## Records supplied
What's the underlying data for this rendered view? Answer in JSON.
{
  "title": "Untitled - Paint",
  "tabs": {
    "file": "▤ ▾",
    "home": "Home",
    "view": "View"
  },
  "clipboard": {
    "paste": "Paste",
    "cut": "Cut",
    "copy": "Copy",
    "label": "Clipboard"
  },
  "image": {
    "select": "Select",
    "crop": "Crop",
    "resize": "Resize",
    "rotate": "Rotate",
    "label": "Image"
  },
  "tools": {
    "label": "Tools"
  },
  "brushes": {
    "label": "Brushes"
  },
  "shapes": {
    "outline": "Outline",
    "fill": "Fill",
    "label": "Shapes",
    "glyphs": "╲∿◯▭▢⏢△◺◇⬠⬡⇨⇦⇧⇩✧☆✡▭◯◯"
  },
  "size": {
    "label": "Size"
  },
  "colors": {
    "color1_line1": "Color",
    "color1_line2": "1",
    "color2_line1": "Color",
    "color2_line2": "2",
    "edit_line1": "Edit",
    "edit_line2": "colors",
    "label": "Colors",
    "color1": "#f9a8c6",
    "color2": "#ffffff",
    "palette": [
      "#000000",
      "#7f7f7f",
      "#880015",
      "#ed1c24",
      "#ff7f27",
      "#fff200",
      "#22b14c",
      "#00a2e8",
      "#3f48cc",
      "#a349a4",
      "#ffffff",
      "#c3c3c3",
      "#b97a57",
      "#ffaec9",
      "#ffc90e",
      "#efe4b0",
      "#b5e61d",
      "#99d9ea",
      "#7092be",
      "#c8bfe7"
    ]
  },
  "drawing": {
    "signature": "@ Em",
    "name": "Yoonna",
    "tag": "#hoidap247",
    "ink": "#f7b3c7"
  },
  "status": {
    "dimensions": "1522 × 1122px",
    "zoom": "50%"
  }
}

## Goal
Find and copy every line in the entries above where the string "label" occurs.

## Solution for this exercise
    "label": "Clipboard"
    "label": "Image"
    "label": "Tools"
    "label": "Brushes"
    "label": "Shapes",
    "label": "Size"
    "label": "Colors",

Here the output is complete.